SUPPLIED DATA:
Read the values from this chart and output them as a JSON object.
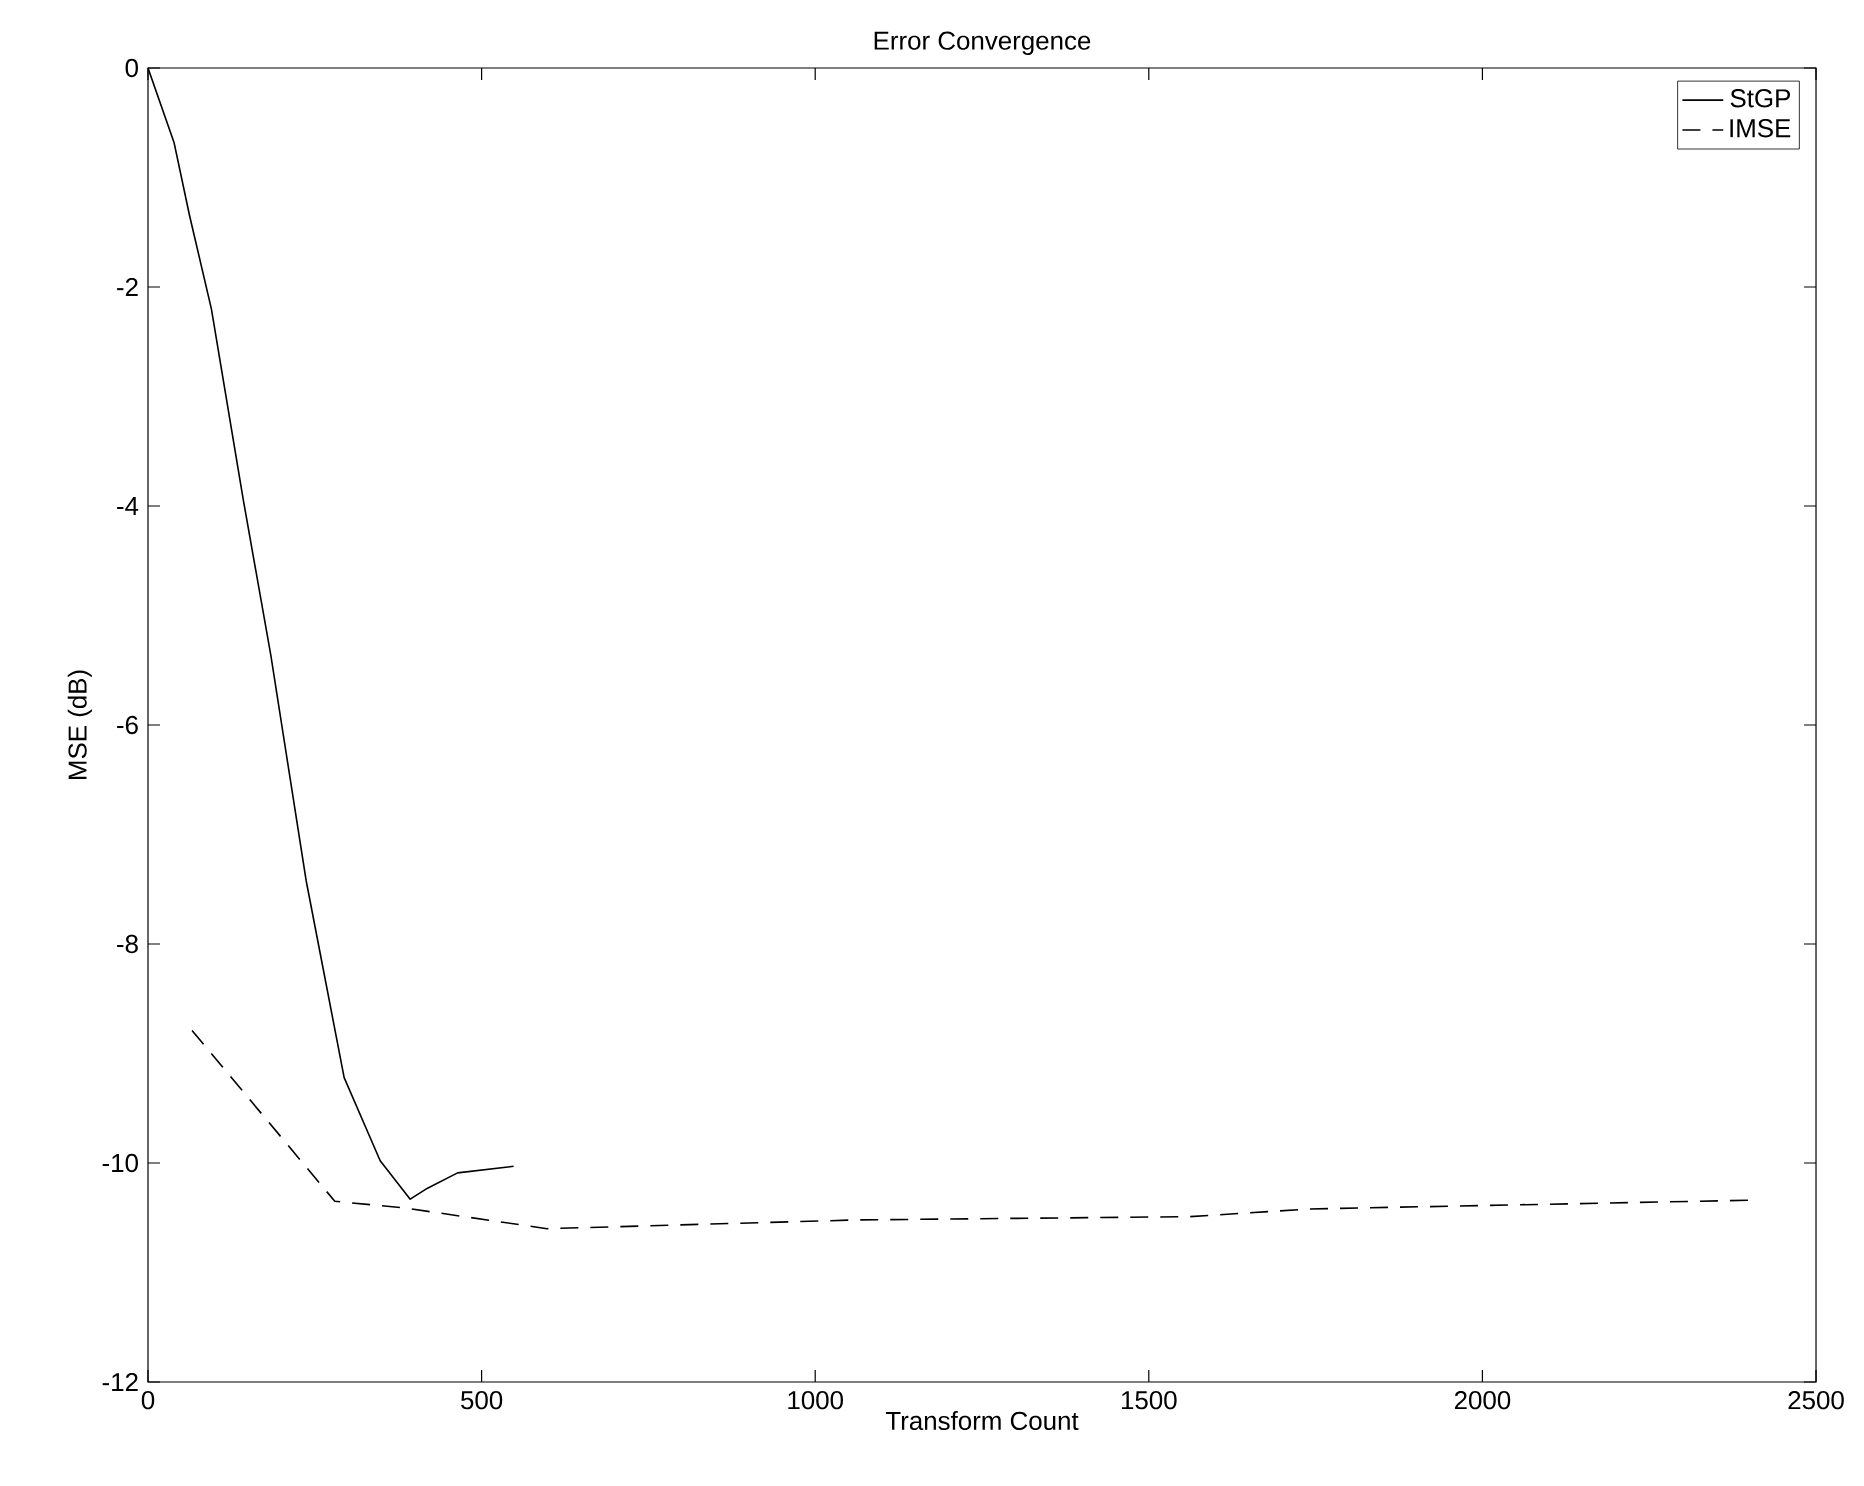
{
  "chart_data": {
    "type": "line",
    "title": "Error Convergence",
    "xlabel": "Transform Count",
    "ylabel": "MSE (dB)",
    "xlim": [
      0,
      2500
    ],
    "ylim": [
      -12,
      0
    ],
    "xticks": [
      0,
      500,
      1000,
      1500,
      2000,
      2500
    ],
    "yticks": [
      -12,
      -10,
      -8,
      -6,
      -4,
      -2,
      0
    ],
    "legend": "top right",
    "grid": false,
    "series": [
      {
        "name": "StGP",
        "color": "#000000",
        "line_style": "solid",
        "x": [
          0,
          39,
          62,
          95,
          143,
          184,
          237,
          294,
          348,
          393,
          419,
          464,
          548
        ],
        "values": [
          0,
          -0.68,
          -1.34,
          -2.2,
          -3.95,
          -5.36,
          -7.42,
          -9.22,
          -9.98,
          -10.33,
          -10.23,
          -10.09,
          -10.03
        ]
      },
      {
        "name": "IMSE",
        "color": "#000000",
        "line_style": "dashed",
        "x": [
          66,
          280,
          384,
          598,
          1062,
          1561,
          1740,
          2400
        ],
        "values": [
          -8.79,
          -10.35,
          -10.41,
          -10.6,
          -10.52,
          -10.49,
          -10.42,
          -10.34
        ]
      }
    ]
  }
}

EXERCISE DETAILS: Repeat the listing above exactly, with no pictures.

FINISHED ANSWER:
Read the values from this chart and output them as a JSON object.
{
  "chart_data": {
    "type": "line",
    "title": "Error Convergence",
    "xlabel": "Transform Count",
    "ylabel": "MSE (dB)",
    "xlim": [
      0,
      2500
    ],
    "ylim": [
      -12,
      0
    ],
    "xticks": [
      0,
      500,
      1000,
      1500,
      2000,
      2500
    ],
    "yticks": [
      -12,
      -10,
      -8,
      -6,
      -4,
      -2,
      0
    ],
    "legend": "top right",
    "grid": false,
    "series": [
      {
        "name": "StGP",
        "color": "#000000",
        "line_style": "solid",
        "x": [
          0,
          39,
          62,
          95,
          143,
          184,
          237,
          294,
          348,
          393,
          419,
          464,
          548
        ],
        "values": [
          0,
          -0.68,
          -1.34,
          -2.2,
          -3.95,
          -5.36,
          -7.42,
          -9.22,
          -9.98,
          -10.33,
          -10.23,
          -10.09,
          -10.03
        ]
      },
      {
        "name": "IMSE",
        "color": "#000000",
        "line_style": "dashed",
        "x": [
          66,
          280,
          384,
          598,
          1062,
          1561,
          1740,
          2400
        ],
        "values": [
          -8.79,
          -10.35,
          -10.41,
          -10.6,
          -10.52,
          -10.49,
          -10.42,
          -10.34
        ]
      }
    ]
  }
}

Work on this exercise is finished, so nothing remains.